§ ENTRIES PROVIDED:
╔══

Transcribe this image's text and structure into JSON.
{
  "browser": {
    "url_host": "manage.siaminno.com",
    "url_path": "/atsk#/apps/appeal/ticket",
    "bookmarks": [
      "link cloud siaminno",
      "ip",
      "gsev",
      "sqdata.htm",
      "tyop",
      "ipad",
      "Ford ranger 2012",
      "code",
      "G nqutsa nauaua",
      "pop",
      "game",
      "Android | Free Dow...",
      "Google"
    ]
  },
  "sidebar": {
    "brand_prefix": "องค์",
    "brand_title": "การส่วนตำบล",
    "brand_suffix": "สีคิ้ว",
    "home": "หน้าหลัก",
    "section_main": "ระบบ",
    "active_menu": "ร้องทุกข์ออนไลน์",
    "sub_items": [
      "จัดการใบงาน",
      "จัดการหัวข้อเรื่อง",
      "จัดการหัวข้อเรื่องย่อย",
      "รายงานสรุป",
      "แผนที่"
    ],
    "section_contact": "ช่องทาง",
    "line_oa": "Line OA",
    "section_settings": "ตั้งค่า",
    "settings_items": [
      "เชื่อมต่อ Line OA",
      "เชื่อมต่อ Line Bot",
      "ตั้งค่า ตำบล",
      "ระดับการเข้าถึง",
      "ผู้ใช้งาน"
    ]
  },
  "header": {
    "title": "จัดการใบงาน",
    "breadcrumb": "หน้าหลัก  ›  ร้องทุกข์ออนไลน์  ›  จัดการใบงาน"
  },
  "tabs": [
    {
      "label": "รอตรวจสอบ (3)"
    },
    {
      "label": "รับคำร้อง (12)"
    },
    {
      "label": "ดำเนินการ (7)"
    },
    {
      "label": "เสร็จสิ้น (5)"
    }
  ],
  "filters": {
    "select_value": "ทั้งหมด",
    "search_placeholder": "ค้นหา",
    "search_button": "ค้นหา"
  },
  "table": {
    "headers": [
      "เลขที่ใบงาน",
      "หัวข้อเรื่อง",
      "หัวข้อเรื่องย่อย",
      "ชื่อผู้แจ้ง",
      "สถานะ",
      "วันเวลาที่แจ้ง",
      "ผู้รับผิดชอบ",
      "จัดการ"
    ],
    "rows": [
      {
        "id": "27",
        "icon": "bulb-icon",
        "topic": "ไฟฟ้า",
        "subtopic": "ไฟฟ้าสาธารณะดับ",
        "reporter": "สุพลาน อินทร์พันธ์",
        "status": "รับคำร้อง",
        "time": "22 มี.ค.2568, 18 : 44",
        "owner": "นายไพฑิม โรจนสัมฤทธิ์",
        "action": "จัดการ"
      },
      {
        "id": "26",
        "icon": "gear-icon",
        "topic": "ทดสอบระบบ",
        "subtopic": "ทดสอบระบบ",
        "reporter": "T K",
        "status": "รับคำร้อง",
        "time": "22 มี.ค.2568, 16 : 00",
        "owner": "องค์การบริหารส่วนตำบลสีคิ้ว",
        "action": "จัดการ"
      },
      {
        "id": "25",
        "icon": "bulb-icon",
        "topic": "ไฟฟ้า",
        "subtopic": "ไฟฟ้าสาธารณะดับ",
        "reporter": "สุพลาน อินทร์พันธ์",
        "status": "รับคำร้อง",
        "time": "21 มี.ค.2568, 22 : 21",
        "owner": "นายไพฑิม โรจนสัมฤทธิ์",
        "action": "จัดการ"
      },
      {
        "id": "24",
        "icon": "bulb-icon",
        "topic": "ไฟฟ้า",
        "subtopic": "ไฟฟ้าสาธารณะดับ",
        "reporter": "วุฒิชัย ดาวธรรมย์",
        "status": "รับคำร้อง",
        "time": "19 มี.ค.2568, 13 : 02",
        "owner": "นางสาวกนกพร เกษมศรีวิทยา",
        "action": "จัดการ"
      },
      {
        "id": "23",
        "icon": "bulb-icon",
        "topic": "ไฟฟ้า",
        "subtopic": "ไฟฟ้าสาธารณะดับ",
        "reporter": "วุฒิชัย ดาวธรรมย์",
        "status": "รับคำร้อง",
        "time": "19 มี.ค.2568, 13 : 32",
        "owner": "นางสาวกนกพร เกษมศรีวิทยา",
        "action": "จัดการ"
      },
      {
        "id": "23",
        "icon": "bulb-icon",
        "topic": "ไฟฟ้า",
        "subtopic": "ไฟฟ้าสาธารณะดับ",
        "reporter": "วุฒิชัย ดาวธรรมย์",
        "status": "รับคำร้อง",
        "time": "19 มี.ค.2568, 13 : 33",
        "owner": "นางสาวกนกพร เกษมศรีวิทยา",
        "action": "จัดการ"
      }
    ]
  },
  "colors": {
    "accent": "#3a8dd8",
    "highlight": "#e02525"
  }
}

╚══

§ WHAT IS BEING ASKED: Please restate the whole listing word for word.

§ PROBLEM SOLUTION:
Transcribe this image's text and structure into JSON.
{
  "browser": {
    "url_host": "manage.siaminno.com",
    "url_path": "/atsk#/apps/appeal/ticket",
    "bookmarks": [
      "link cloud siaminno",
      "ip",
      "gsev",
      "sqdata.htm",
      "tyop",
      "ipad",
      "Ford ranger 2012",
      "code",
      "G nqutsa nauaua",
      "pop",
      "game",
      "Android | Free Dow...",
      "Google"
    ]
  },
  "sidebar": {
    "brand_prefix": "องค์",
    "brand_title": "การส่วนตำบล",
    "brand_suffix": "สีคิ้ว",
    "home": "หน้าหลัก",
    "section_main": "ระบบ",
    "active_menu": "ร้องทุกข์ออนไลน์",
    "sub_items": [
      "จัดการใบงาน",
      "จัดการหัวข้อเรื่อง",
      "จัดการหัวข้อเรื่องย่อย",
      "รายงานสรุป",
      "แผนที่"
    ],
    "section_contact": "ช่องทาง",
    "line_oa": "Line OA",
    "section_settings": "ตั้งค่า",
    "settings_items": [
      "เชื่อมต่อ Line OA",
      "เชื่อมต่อ Line Bot",
      "ตั้งค่า ตำบล",
      "ระดับการเข้าถึง",
      "ผู้ใช้งาน"
    ]
  },
  "header": {
    "title": "จัดการใบงาน",
    "breadcrumb": "หน้าหลัก  ›  ร้องทุกข์ออนไลน์  ›  จัดการใบงาน"
  },
  "tabs": [
    {
      "label": "รอตรวจสอบ (3)"
    },
    {
      "label": "รับคำร้อง (12)"
    },
    {
      "label": "ดำเนินการ (7)"
    },
    {
      "label": "เสร็จสิ้น (5)"
    }
  ],
  "filters": {
    "select_value": "ทั้งหมด",
    "search_placeholder": "ค้นหา",
    "search_button": "ค้นหา"
  },
  "table": {
    "headers": [
      "เลขที่ใบงาน",
      "หัวข้อเรื่อง",
      "หัวข้อเรื่องย่อย",
      "ชื่อผู้แจ้ง",
      "สถานะ",
      "วันเวลาที่แจ้ง",
      "ผู้รับผิดชอบ",
      "จัดการ"
    ],
    "rows": [
      {
        "id": "27",
        "icon": "bulb-icon",
        "topic": "ไฟฟ้า",
        "subtopic": "ไฟฟ้าสาธารณะดับ",
        "reporter": "สุพลาน อินทร์พันธ์",
        "status": "รับคำร้อง",
        "time": "22 มี.ค.2568, 18 : 44",
        "owner": "นายไพฑิม โรจนสัมฤทธิ์",
        "action": "จัดการ"
      },
      {
        "id": "26",
        "icon": "gear-icon",
        "topic": "ทดสอบระบบ",
        "subtopic": "ทดสอบระบบ",
        "reporter": "T K",
        "status": "รับคำร้อง",
        "time": "22 มี.ค.2568, 16 : 00",
        "owner": "องค์การบริหารส่วนตำบลสีคิ้ว",
        "action": "จัดการ"
      },
      {
        "id": "25",
        "icon": "bulb-icon",
        "topic": "ไฟฟ้า",
        "subtopic": "ไฟฟ้าสาธารณะดับ",
        "reporter": "สุพลาน อินทร์พันธ์",
        "status": "รับคำร้อง",
        "time": "21 มี.ค.2568, 22 : 21",
        "owner": "นายไพฑิม โรจนสัมฤทธิ์",
        "action": "จัดการ"
      },
      {
        "id": "24",
        "icon": "bulb-icon",
        "topic": "ไฟฟ้า",
        "subtopic": "ไฟฟ้าสาธารณะดับ",
        "reporter": "วุฒิชัย ดาวธรรมย์",
        "status": "รับคำร้อง",
        "time": "19 มี.ค.2568, 13 : 02",
        "owner": "นางสาวกนกพร เกษมศรีวิทยา",
        "action": "จัดการ"
      },
      {
        "id": "23",
        "icon": "bulb-icon",
        "topic": "ไฟฟ้า",
        "subtopic": "ไฟฟ้าสาธารณะดับ",
        "reporter": "วุฒิชัย ดาวธรรมย์",
        "status": "รับคำร้อง",
        "time": "19 มี.ค.2568, 13 : 32",
        "owner": "นางสาวกนกพร เกษมศรีวิทยา",
        "action": "จัดการ"
      },
      {
        "id": "23",
        "icon": "bulb-icon",
        "topic": "ไฟฟ้า",
        "subtopic": "ไฟฟ้าสาธารณะดับ",
        "reporter": "วุฒิชัย ดาวธรรมย์",
        "status": "รับคำร้อง",
        "time": "19 มี.ค.2568, 13 : 33",
        "owner": "นางสาวกนกพร เกษมศรีวิทยา",
        "action": "จัดการ"
      }
    ]
  },
  "colors": {
    "accent": "#3a8dd8",
    "highlight": "#e02525"
  }
}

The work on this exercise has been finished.